- [PROVIDED TEXT]:
* Begin *

- Theatrical release poster
- Directed by: Jorma Taccone
- Screenplay by: Will Forte; John Solomon; Jorma Taccone;
- Based on: MacGruber by Will Forte; John Solomon; Jorma Taccone;
- Produced by: Lorne Michaels; John Goldwyn;
- Starring: Will Forte; Kristen Wiig; Ryan Phillippe; Powers Boothe; Maya Rudolph; Val Kilmer;
- Cinematography: Brandon Trost
- Edited by: Jamie Gross
- Music by: Matthew Compton
- Production companies: Rogue Pictures; Relativity Media; Michaels-Goldwyn;
- Distributed by: Universal Pictures
- Release dates: March 15, 2010 (SXSW); May 21, 2010 (United States);
- Running time: 91 minutes
- Country: United States
- Language: English
- Budget: $10 million
- Box office: $9.3 million

= MacGruber (film) =

2010 film by Jorma Taccone

MacGruber is a 2010 American action comedy film based on the Saturday Night Live sketch of the same name, which itself was a parody of action-adventure television series MacGyver. Directed by Jorma Taccone (in his directorial debut) and written by Taccone, Will Forte, and John Solomon, it stars Forte in the title role; Kristen Wiig as Vicki St. Elmo, MacGruber's work partner and love interest; Ryan Phillippe as Dixon Piper, a young lieutenant who becomes part of MacGruber's team; Maya Rudolph as Casey, MacGruber's deceased wife; and Val Kilmer as Dieter von Cunth, the villain.

* End *

- [EXERCISE INSTRUCTIONS]:
• A. Answer these questions from the MacGruber film text:
(i) Who handled the cinematography?
(ii) What is the running time?
(iii) Who plays Dieter von Cunth?
• B. In the listing, take the lines from the line with "table-row: @ CNAME" to the line with "74, 535, 104]". Rewrite them with "row-checkbox" replaced by "row-tickbox", and leave everything else unchanged.
The film text and the listing are unrelated to each other.

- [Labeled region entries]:

* Begin *

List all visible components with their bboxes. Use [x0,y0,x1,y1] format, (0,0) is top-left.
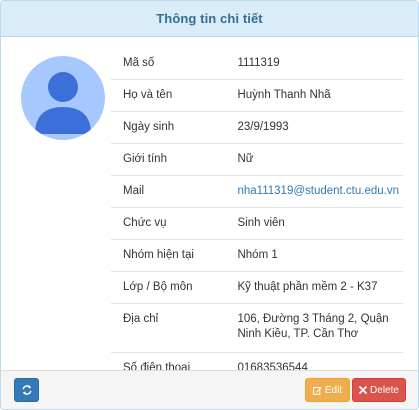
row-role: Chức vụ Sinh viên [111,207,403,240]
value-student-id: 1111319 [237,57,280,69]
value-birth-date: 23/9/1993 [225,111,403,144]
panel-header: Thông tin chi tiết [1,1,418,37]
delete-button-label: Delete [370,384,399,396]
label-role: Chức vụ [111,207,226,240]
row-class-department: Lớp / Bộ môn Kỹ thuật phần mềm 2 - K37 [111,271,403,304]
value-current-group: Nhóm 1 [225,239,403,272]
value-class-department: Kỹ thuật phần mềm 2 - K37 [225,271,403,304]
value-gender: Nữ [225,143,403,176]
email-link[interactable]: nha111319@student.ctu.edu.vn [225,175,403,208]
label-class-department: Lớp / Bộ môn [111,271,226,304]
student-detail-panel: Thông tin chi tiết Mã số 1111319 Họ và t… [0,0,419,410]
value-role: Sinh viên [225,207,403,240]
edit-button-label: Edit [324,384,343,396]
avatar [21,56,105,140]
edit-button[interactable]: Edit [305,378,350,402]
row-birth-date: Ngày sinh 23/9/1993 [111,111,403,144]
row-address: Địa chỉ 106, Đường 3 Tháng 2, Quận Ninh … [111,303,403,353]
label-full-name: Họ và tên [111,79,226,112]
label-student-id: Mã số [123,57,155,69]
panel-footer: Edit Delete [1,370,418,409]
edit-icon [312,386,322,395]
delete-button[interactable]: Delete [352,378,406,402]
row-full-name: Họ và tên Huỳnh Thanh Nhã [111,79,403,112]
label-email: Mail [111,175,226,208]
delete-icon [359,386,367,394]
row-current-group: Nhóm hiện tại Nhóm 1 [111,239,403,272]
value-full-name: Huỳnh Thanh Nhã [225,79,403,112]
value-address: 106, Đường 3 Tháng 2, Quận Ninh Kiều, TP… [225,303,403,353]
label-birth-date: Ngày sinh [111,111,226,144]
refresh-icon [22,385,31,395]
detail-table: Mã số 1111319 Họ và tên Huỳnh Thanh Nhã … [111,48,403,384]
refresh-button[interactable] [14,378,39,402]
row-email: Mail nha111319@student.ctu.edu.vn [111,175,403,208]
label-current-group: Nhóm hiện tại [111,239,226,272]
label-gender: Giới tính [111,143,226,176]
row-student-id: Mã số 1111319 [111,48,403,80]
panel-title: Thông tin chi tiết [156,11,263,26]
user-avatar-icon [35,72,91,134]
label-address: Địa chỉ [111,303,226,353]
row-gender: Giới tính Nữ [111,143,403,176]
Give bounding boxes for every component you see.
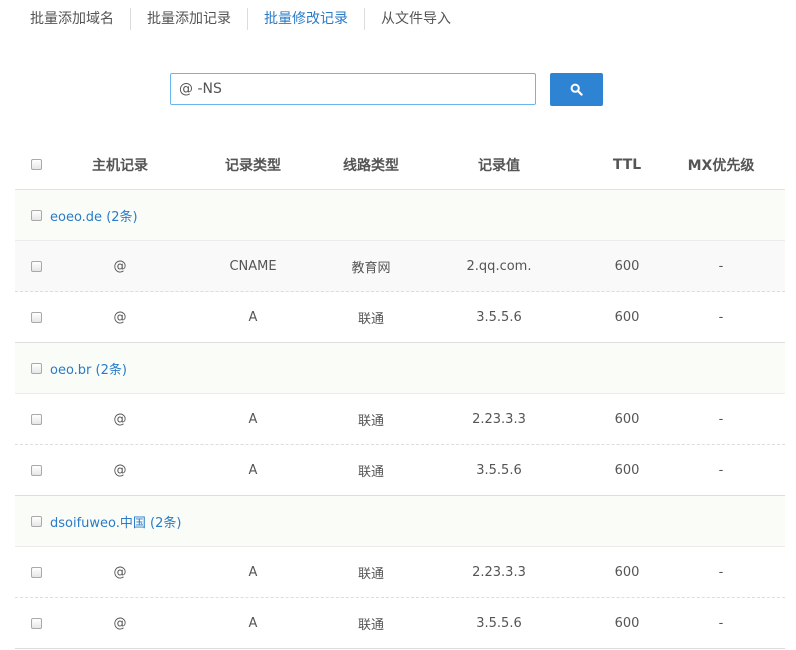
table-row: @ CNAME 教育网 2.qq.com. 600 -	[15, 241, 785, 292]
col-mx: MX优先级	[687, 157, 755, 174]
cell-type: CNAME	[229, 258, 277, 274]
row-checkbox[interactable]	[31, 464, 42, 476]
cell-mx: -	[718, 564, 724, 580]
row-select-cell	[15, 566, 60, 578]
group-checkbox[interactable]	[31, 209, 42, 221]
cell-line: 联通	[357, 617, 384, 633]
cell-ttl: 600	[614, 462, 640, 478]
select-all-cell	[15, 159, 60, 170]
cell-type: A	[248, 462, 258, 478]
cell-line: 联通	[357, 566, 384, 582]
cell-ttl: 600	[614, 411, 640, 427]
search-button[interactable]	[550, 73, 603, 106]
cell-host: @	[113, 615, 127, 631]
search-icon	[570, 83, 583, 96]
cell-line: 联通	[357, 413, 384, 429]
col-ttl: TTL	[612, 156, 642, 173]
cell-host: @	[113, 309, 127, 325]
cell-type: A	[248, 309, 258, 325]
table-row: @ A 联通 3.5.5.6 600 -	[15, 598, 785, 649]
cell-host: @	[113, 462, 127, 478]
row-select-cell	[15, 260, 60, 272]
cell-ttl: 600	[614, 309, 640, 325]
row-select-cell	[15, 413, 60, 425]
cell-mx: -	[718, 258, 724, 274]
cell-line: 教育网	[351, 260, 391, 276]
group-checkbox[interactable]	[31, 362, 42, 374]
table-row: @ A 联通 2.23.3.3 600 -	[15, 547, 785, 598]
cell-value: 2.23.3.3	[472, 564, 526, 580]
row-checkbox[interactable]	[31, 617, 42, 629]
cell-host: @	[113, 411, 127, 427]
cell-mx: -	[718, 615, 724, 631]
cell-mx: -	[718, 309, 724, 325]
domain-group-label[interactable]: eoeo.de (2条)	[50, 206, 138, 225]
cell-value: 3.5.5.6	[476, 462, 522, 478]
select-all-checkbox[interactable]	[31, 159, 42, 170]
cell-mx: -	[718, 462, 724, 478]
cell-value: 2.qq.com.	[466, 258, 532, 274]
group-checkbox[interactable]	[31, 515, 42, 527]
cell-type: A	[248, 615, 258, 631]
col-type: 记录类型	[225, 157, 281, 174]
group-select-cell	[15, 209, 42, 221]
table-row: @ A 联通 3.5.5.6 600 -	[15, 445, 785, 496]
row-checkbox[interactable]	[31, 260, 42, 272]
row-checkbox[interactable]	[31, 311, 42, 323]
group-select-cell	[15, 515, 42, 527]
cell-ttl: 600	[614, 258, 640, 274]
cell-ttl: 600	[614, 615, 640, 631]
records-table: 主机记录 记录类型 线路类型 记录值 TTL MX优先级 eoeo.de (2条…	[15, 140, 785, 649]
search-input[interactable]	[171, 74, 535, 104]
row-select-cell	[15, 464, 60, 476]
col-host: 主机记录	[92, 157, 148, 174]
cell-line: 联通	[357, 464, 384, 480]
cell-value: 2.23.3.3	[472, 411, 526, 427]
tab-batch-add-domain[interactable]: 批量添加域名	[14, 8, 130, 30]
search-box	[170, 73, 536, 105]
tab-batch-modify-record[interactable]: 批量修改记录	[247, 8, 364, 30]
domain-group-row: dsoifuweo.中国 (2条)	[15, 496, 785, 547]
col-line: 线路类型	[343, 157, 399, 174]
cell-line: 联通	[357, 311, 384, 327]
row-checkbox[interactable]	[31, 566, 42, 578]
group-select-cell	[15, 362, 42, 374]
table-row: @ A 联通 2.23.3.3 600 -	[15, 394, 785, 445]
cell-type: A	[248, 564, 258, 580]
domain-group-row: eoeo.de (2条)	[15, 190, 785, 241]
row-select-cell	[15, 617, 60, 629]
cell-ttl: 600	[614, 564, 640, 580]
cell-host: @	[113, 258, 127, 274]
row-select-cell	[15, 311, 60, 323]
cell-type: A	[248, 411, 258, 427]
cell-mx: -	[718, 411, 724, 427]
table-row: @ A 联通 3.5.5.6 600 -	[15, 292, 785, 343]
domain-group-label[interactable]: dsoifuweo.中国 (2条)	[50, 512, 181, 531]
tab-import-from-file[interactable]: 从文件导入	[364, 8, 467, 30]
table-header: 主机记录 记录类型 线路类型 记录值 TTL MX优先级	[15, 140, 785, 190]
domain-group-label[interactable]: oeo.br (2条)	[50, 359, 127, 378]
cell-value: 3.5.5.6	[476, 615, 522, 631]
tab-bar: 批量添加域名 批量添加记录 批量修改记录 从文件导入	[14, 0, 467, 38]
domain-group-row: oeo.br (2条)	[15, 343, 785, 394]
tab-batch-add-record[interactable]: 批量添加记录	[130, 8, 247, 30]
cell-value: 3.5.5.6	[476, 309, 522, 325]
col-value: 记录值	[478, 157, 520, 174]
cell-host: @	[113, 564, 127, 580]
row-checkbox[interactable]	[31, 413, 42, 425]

* End *

- [TASK-BY-TASK RESULTS]:
• A.
(i) Brandon Trost
(ii) 91 minutes
(iii) Val Kilmer

• B.
table-row: @ CNAME 教育网 2.qq.com. 600 -	[15, 241, 785, 292]
col-mx: MX优先级	[687, 157, 755, 174]
cell-type: CNAME	[229, 258, 277, 274]
row-tickbox[interactable]	[31, 464, 42, 476]
cell-mx: -	[718, 564, 724, 580]
row-select-cell	[15, 566, 60, 578]
group-checkbox[interactable]	[31, 209, 42, 221]
cell-line: 联通	[357, 617, 384, 633]
cell-ttl: 600	[614, 462, 640, 478]
select-all-cell	[15, 159, 60, 170]
cell-type: A	[248, 462, 258, 478]
cell-line: 联通	[357, 566, 384, 582]
cell-ttl: 600	[614, 411, 640, 427]
search-button[interactable]	[550, 73, 603, 106]
cell-host: @	[113, 615, 127, 631]
search-icon	[570, 83, 583, 96]
cell-line: 联通	[357, 413, 384, 429]
col-ttl: TTL	[612, 156, 642, 173]
cell-host: @	[113, 309, 127, 325]
cell-type: A	[248, 309, 258, 325]
table-row: @ A 联通 3.5.5.6 600 -	[15, 598, 785, 649]
cell-host: @	[113, 462, 127, 478]
row-select-cell	[15, 260, 60, 272]
cell-ttl: 600	[614, 309, 640, 325]
row-select-cell	[15, 413, 60, 425]
cell-mx: -	[718, 258, 724, 274]
cell-line: 教育网	[351, 260, 391, 276]
group-checkbox[interactable]	[31, 362, 42, 374]
table-row: @ A 联通 2.23.3.3 600 -	[15, 547, 785, 598]
cell-value: 2.23.3.3	[472, 564, 526, 580]
row-tickbox[interactable]	[31, 617, 42, 629]
cell-host: @	[113, 411, 127, 427]
cell-mx: -	[718, 615, 724, 631]
cell-mx: -	[718, 309, 724, 325]
domain-group-label[interactable]: eoeo.de (2条)	[50, 206, 138, 225]
cell-value: 3.5.5.6	[476, 462, 522, 478]
select-all-checkbox[interactable]	[31, 159, 42, 170]
cell-mx: -	[718, 462, 724, 478]
cell-value: 2.qq.com.	[466, 258, 532, 274]
group-checkbox[interactable]	[31, 515, 42, 527]
cell-type: A	[248, 615, 258, 631]
col-type: 记录类型	[225, 157, 281, 174]
group-select-cell	[15, 209, 42, 221]
table-row: @ A 联通 3.5.5.6 600 -	[15, 445, 785, 496]
row-tickbox[interactable]	[31, 260, 42, 272]
row-tickbox[interactable]	[31, 311, 42, 323]
group-select-cell	[15, 515, 42, 527]
cell-ttl: 600	[614, 258, 640, 274]
cell-ttl: 600	[614, 615, 640, 631]
records-table: 主机记录 记录类型 线路类型 记录值 TTL MX优先级 eoeo.de (2条…	[15, 140, 785, 649]
search-input[interactable]	[171, 74, 535, 104]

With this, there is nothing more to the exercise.